Публикация была сделана с копии, которую якобы снял уже при Павле I граф Ростопчин. Принято считать, что после смерти Екатерины ее особо секретную шкатулку вскрыл Павел, нашел там помянутое письмо, прочитал сыновьям и приближенному графу Ростопчину, а потом уничтожил – но Ростопчин успел снять копию. О чем подробно повествует опять-таки княгиня Дашкова.

Дело даже не в том, что Дашковой не всегда можно верить. Сам Ростопчин, на которого всегда ссылаются как на достоверный источник, при жизни ничего подобного не рассказывал. Только после его смерти в 1828 г. среди его бумаг якобы нашли записку, где граф излагал сведения, полностью подтверждающие воспоминания Дашковой. Но и этой записки никто не видел, и где она сейчас – неизвестно…

В общем, «письмо Алексея Орлова», если добраться до самой сути – не более чем легенда…

И вовсе уж наивным романтиками выглядят те, кто упирает на отсутствие писаных указаний Екатерины вроде:

 

С получением сего лишите живота мужа моего, об исполнении донести тайно.

 

Когда это в мировой истории такие указания давали в письменном виде?!

Мне доводилось даже читать утверждения, будто смерть Петра Екатерине была «невыгодна и опасна»! Мол, живой он ей абсолютно не страшен, а после его смерти самозванцы могли завестись…

Они и завелись, кстати – в поразительном количестве. И что, это вызвало у Екатерины апоплексический удар? Да ничего подобного, самозванцев ловили, били кнутьем и ссылали в каторгу, а самого опасного из них, Пугачева, раздавили военной силой, в общем, не приходя в особенный ужас…

Смерть Петра Екатерине была необходима.

Не то что первые недели, в первую пару лет она на престоле чувствовала себя крайне неуверенно.

Всеобщее «ликование народное» по поводу свержения Петра, на которое иные исследователи так любят порой ссылаться, существовало только в чьем-то воображении. Действительность была несколько прозаичнее…

В Петербурге, стараясь экстренными мерами завоевать популярность, императрица быстренько сбавила налоги на соль. Но вопреки ее расчетам, собравшееся у дворца простонародье вместо того, чтобы разразиться ликующими криками, постояло, молча перекрестилось да и разошлось. Императрица, стоявшая у окна и ожидавшая более восторженного приема, не выдержала и сказала во всеуслышание: «Какое тупоумие!»

Ну, вряд ли такую реакцию следует именовать тупоумием. Положительно, тут что-то другое.

******************************

#### ВЫПОЛНИТЕ ЗАДАНИЯ:
1 > Соответствуют ли фрагменту утверждения (a) «Ростопчин при жизни рассказывал о найденном письме», (b) «В Петербурге императрица снизила налоги на соль», (c) «Пугачева сослали в каторгу»? Для каждого ответьте «да» или «нет» и приведите решающие слова фрагмента точной цитатой.
2 > Как звучит часть фрагмента от слов «В Петербурге, стараясь» до слов «тут что-то другое.»? Повторите её слово в слово.
Записи взяты из другого источника и к фрагменту не относятся.

******************************

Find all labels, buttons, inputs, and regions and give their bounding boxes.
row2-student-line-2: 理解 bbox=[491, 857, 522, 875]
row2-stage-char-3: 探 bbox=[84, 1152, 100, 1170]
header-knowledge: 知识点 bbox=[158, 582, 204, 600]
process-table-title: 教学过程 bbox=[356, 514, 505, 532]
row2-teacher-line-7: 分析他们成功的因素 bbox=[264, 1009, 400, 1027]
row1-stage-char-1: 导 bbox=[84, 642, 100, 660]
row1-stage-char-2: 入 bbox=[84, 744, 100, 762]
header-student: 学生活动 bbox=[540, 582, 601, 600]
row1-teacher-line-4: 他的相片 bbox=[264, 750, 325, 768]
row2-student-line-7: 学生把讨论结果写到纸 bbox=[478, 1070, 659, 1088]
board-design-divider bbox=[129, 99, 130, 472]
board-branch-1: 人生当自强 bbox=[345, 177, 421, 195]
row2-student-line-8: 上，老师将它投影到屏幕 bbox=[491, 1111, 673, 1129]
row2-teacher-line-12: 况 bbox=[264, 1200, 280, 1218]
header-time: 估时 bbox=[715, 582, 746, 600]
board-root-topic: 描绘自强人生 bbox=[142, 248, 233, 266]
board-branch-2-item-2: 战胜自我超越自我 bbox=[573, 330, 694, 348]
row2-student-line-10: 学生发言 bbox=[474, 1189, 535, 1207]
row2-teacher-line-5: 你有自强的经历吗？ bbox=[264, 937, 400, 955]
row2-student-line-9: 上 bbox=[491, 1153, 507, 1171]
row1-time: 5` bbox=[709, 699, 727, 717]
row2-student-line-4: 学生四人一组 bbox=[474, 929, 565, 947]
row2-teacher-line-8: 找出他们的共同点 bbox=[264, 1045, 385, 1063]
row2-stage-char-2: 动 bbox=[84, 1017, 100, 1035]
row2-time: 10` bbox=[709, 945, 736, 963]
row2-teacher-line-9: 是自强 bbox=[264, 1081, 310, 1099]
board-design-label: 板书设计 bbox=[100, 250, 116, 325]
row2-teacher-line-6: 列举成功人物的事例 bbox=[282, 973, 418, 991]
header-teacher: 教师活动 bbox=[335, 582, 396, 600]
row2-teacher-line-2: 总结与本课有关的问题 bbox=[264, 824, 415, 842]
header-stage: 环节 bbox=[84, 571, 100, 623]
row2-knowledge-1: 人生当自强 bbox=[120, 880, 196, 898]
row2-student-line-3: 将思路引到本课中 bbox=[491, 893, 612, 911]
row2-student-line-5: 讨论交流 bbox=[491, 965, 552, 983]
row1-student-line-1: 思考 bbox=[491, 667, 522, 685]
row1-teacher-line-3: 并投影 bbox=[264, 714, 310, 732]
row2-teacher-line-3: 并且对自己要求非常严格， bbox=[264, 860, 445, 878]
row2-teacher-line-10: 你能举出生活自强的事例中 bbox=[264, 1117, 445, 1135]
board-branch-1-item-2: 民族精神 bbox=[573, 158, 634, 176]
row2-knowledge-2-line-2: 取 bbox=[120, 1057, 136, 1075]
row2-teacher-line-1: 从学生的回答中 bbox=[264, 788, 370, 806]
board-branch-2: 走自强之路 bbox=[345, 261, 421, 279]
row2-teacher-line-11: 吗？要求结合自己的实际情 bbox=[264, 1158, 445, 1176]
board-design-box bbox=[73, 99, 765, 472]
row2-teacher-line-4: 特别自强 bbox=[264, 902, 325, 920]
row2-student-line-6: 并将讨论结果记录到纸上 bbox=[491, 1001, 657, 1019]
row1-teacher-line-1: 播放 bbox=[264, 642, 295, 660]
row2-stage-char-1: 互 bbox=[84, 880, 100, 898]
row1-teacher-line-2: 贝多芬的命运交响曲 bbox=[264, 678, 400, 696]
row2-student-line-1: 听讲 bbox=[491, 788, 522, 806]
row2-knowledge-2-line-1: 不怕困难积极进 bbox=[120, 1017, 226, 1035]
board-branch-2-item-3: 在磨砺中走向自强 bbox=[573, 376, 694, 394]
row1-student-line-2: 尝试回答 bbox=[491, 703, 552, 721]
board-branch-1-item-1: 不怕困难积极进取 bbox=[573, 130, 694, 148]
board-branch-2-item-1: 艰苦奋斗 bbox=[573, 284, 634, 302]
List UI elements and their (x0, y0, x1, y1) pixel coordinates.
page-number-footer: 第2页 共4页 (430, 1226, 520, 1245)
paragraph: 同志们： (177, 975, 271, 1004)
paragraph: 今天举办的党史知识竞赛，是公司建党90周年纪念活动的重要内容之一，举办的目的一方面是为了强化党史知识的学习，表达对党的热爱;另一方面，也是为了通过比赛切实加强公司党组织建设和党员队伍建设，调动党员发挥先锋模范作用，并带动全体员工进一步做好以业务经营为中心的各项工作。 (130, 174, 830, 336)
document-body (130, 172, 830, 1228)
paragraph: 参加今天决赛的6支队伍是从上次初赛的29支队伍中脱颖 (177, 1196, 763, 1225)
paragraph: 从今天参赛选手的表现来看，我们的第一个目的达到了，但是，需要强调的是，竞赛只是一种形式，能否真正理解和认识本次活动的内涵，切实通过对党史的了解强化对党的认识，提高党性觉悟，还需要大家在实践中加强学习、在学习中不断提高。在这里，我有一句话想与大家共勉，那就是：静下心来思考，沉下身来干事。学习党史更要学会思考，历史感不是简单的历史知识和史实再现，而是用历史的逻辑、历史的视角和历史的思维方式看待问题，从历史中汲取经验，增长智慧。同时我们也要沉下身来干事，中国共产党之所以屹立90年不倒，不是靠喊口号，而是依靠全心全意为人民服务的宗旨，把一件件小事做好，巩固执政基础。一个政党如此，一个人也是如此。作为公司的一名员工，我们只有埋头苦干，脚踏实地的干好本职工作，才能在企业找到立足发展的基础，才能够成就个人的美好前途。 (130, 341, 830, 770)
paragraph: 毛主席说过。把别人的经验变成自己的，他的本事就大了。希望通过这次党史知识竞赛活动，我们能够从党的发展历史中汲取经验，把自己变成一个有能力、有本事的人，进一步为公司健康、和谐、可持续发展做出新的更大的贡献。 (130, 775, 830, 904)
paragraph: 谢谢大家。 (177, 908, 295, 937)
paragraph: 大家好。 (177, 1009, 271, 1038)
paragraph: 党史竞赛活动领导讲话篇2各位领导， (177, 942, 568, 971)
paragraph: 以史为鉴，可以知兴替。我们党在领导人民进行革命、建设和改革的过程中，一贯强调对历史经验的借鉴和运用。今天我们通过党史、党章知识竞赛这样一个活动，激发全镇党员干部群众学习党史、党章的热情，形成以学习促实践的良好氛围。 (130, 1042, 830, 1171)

******************************

#### ОТВЕТЫ ПО ЗАДАНИЯМ:
1 >
(a) Нет: «Сам Ростопчин, на которого всегда ссылаются как на достоверный источник, при жизни ничего подобного не рассказывал».
(b) Да: «В Петербурге, стараясь экстренными мерами завоевать популярность, императрица быстренько сбавила налоги на соль».
(c) Нет: «а самого опасного из них, Пугачева, раздавили военной силой».

2 >
В Петербурге, стараясь экстренными мерами завоевать популярность, императрица быстренько сбавила налоги на соль. Но вопреки ее расчетам, собравшееся у дворца простонародье вместо того, чтобы разразиться ликующими криками, постояло, молча перекрестилось да и разошлось. Императрица, стоявшая у окна и ожидавшая более восторженного приема, не выдержала и сказала во всеуслышание: «Какое тупоумие!»

Ну, вряд ли такую реакцию следует именовать тупоумием. Положительно, тут что-то другое.